TO DO ▸
Using the listing below, extract each line that has the word "date" in it.

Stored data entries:

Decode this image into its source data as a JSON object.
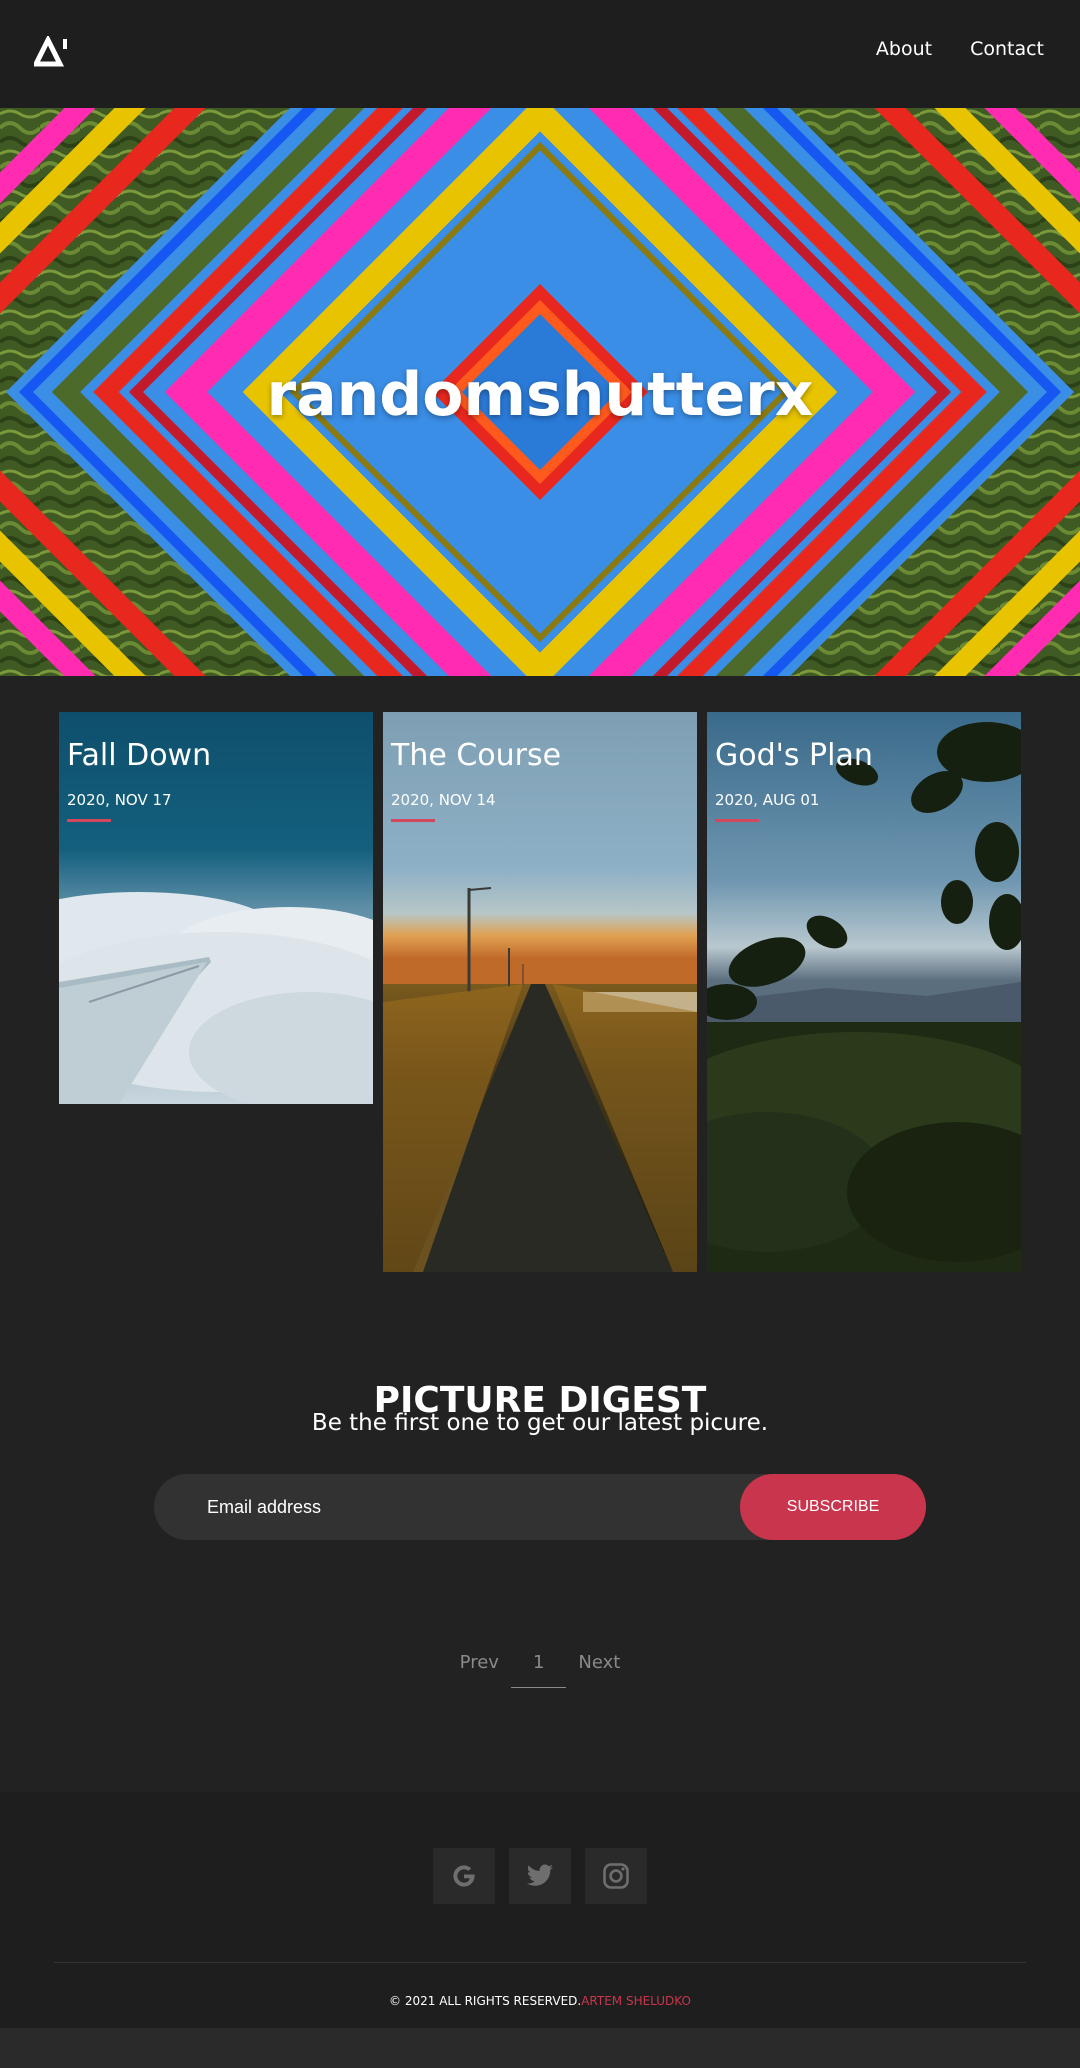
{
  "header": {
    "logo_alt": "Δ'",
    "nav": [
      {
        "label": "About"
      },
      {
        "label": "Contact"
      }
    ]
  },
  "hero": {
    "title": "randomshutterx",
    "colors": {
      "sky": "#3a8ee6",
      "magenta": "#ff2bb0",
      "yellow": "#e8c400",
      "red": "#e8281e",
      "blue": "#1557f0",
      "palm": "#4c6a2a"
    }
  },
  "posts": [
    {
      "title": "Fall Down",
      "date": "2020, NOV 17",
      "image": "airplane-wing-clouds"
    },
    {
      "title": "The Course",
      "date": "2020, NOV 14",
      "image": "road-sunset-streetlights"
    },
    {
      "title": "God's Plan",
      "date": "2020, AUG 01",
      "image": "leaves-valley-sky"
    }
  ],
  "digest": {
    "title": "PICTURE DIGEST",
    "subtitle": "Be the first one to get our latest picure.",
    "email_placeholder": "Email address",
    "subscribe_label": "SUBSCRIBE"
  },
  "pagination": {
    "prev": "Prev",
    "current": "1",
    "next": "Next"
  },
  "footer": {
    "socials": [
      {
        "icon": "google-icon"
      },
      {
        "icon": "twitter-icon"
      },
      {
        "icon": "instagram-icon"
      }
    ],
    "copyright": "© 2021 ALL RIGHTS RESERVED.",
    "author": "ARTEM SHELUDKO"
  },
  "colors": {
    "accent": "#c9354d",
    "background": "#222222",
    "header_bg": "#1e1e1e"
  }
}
--
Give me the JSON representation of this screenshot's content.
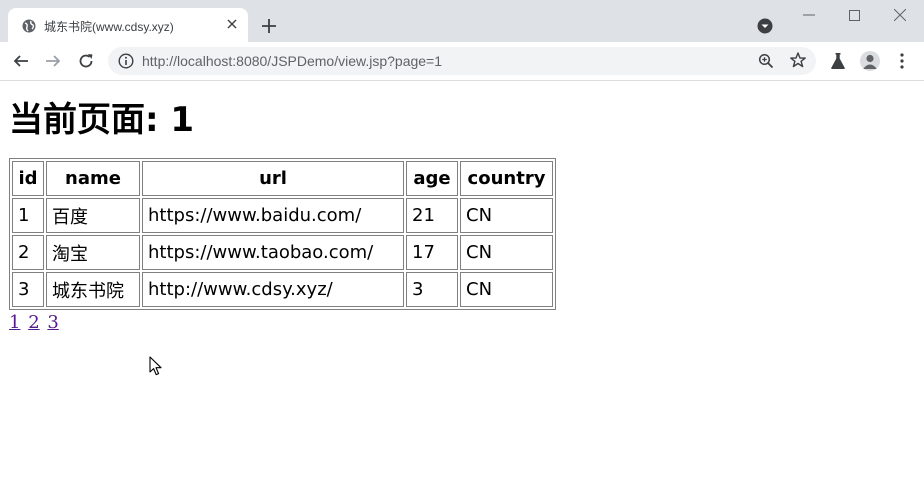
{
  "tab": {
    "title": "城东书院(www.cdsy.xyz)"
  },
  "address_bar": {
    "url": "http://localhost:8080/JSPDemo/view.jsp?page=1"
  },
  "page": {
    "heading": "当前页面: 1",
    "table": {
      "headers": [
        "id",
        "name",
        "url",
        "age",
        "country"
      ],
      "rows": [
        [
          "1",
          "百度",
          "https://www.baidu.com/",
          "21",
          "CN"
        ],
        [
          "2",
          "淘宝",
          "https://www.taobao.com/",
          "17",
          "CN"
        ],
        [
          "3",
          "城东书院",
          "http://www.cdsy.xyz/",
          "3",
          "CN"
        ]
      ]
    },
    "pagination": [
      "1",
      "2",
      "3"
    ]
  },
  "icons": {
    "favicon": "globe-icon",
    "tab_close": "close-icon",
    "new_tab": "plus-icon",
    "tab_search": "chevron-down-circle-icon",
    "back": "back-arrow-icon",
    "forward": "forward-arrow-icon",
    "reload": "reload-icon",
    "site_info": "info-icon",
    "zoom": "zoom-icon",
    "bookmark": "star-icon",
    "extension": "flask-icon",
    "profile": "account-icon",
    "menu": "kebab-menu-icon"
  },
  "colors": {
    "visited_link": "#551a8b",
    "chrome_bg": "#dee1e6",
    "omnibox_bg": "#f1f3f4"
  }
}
---
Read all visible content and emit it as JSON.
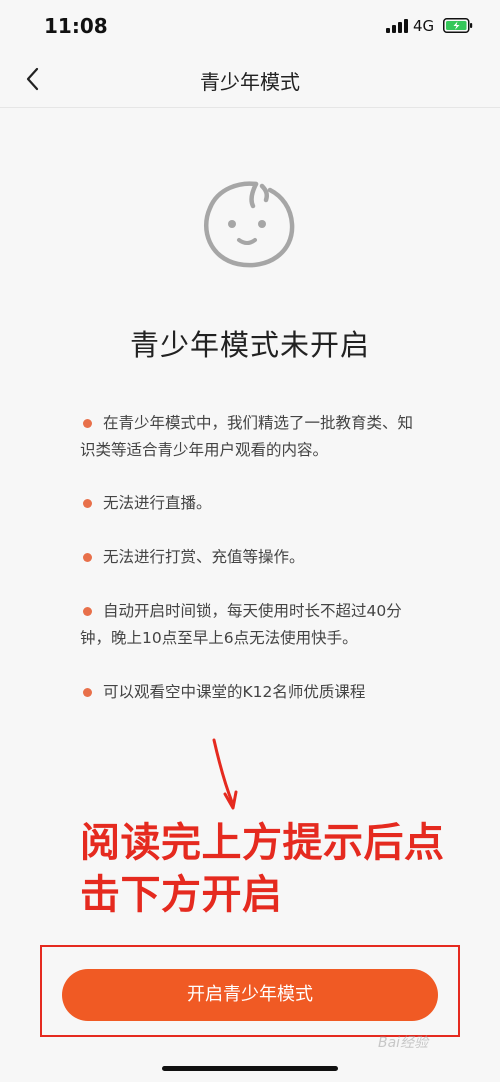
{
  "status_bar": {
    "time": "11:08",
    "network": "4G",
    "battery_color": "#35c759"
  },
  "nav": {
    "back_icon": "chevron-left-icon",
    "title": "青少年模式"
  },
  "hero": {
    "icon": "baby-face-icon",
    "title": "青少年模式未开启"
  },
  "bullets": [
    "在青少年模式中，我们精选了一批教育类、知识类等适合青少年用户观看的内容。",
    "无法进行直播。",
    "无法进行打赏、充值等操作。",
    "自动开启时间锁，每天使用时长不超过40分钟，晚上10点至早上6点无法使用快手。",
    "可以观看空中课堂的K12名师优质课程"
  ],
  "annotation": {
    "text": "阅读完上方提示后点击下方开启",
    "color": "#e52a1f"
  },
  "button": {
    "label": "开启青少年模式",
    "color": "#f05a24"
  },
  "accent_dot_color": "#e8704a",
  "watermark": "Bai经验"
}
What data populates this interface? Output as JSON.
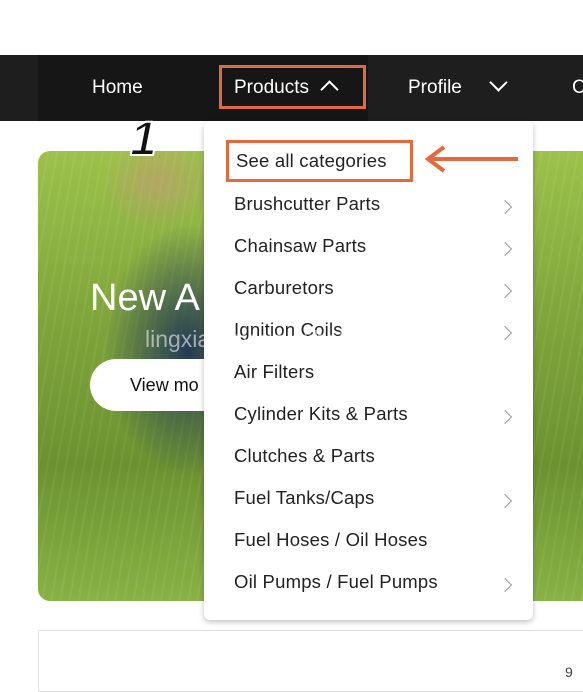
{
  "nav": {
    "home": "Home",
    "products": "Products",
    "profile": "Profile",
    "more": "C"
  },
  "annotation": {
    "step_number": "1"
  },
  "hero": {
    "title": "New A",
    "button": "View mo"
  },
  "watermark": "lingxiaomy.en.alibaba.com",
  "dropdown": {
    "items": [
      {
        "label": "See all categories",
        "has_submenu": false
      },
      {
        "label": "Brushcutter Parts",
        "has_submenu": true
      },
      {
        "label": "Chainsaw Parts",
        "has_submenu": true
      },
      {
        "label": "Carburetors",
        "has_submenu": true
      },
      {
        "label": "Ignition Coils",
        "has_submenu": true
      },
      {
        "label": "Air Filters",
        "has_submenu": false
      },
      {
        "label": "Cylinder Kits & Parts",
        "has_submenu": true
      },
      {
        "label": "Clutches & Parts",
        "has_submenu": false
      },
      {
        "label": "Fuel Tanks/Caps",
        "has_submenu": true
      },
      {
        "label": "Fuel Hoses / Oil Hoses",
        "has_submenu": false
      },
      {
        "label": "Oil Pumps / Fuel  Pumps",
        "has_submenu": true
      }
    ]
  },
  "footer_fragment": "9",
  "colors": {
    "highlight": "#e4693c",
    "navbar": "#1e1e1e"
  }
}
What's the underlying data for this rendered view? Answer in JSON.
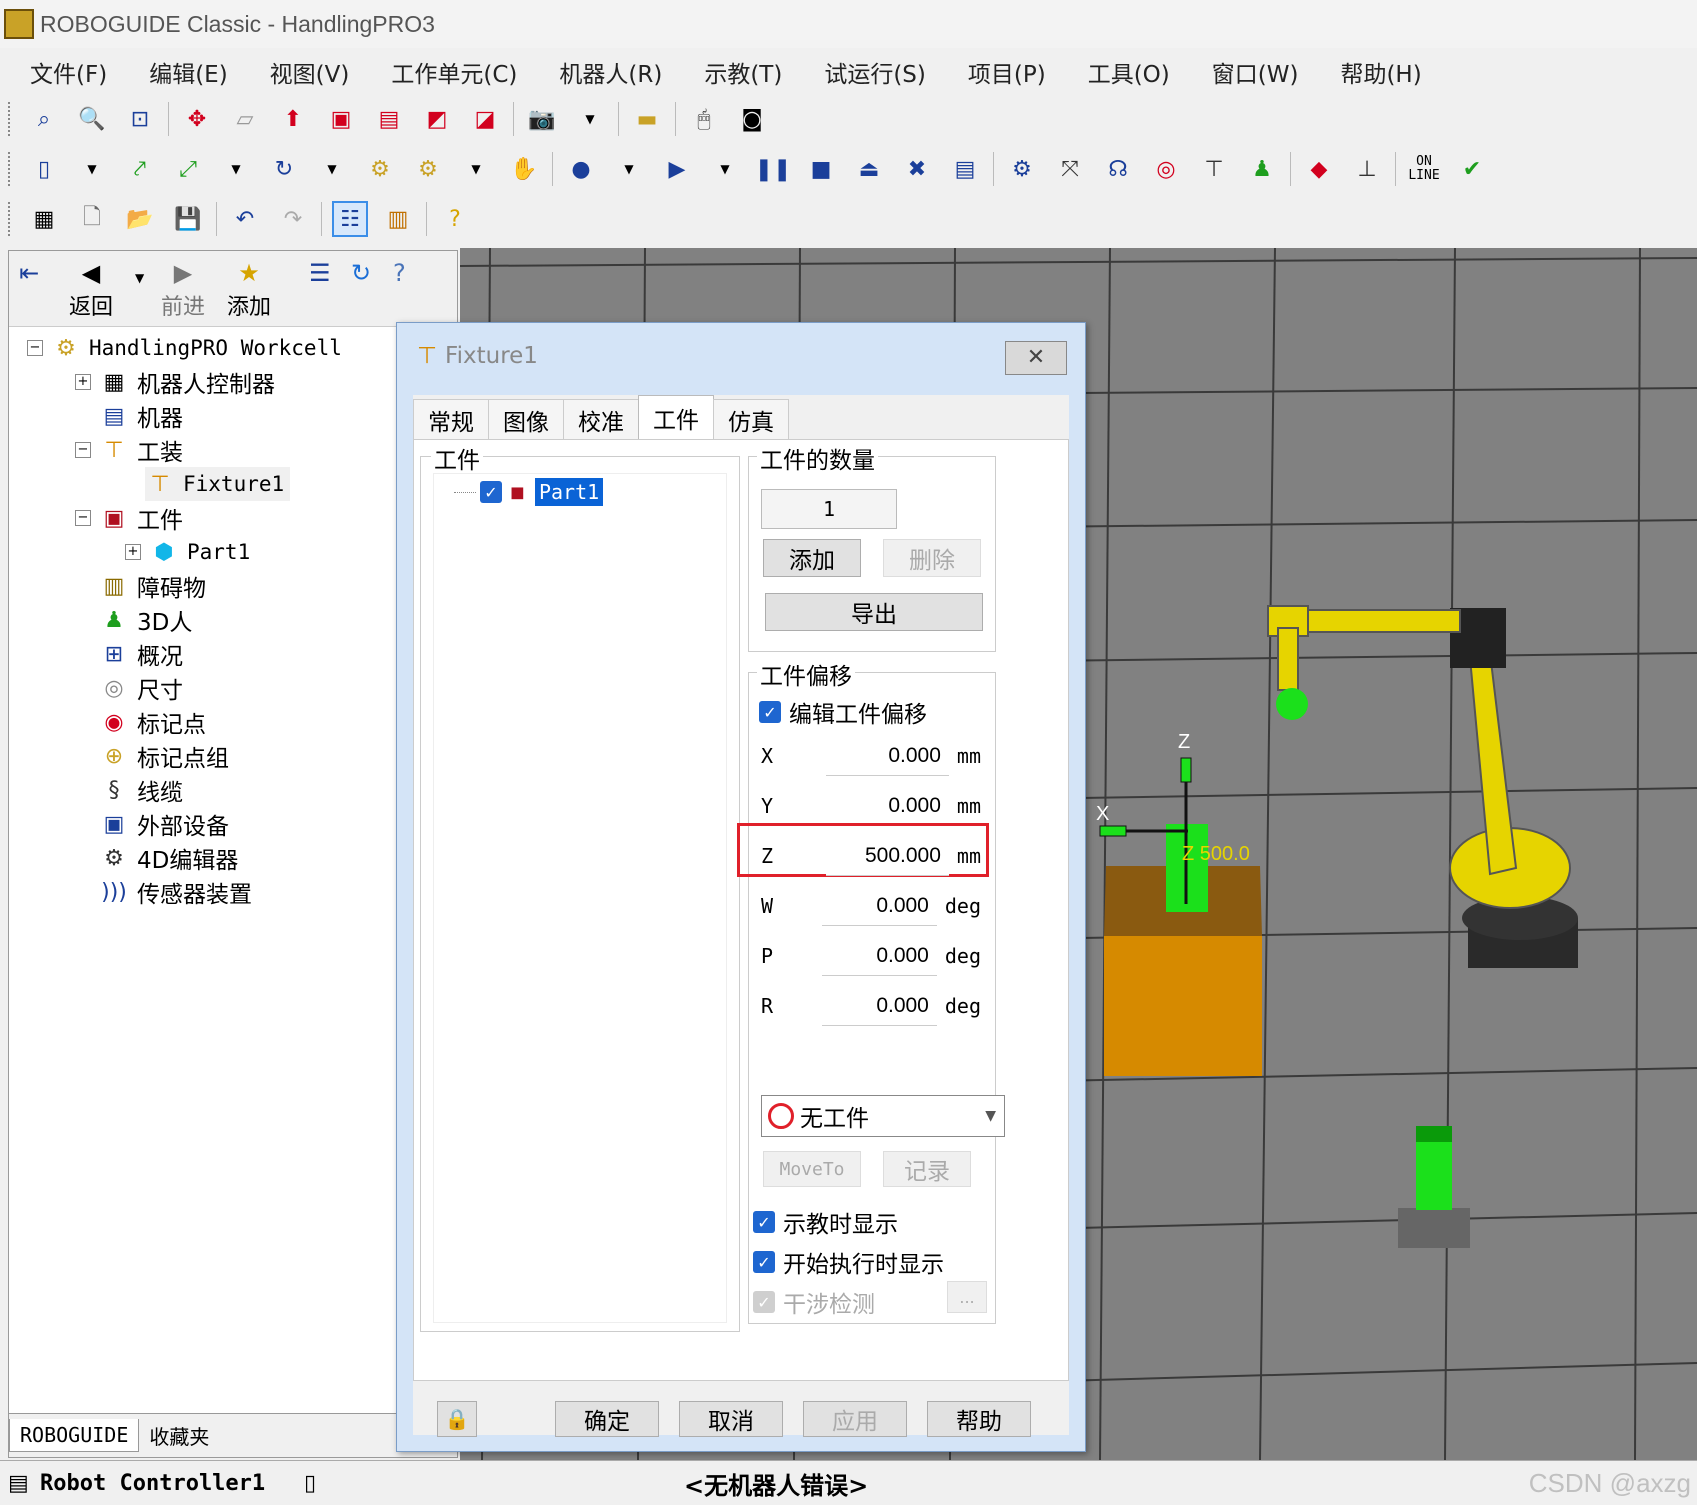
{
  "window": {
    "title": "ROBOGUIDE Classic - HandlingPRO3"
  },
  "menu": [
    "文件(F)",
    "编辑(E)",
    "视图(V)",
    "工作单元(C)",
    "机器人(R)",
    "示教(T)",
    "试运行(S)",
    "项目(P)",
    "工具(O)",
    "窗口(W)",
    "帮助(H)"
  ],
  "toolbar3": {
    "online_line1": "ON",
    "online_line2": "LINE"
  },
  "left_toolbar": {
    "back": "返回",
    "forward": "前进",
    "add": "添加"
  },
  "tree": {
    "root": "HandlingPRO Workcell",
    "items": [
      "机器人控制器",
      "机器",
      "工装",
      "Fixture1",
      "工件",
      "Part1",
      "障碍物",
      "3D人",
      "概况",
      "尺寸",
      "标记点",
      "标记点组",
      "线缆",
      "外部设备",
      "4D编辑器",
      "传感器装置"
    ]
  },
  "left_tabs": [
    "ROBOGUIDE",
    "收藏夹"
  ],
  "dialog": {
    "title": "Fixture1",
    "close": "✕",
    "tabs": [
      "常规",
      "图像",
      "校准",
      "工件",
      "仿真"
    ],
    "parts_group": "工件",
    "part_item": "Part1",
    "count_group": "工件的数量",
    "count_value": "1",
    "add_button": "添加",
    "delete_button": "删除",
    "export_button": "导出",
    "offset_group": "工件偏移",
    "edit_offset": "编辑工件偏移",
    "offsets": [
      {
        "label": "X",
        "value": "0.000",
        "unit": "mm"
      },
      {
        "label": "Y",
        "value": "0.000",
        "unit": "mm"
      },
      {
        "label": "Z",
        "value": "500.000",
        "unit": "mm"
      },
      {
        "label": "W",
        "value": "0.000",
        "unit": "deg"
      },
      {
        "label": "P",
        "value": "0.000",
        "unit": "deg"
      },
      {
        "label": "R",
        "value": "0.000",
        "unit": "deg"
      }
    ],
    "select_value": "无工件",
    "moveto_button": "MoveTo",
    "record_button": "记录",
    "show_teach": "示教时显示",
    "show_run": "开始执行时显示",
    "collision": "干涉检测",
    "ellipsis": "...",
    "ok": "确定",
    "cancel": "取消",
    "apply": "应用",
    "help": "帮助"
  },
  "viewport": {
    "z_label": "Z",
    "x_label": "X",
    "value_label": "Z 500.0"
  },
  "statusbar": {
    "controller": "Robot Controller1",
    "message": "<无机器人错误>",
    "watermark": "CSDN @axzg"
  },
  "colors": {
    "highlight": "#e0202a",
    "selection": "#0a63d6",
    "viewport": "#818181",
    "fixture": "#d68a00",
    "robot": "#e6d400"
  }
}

CORRECT RESULT ▸
      "date": "2020, NOV 17",
      "date": "2020, NOV 14",
      "date": "2020, AUG 01",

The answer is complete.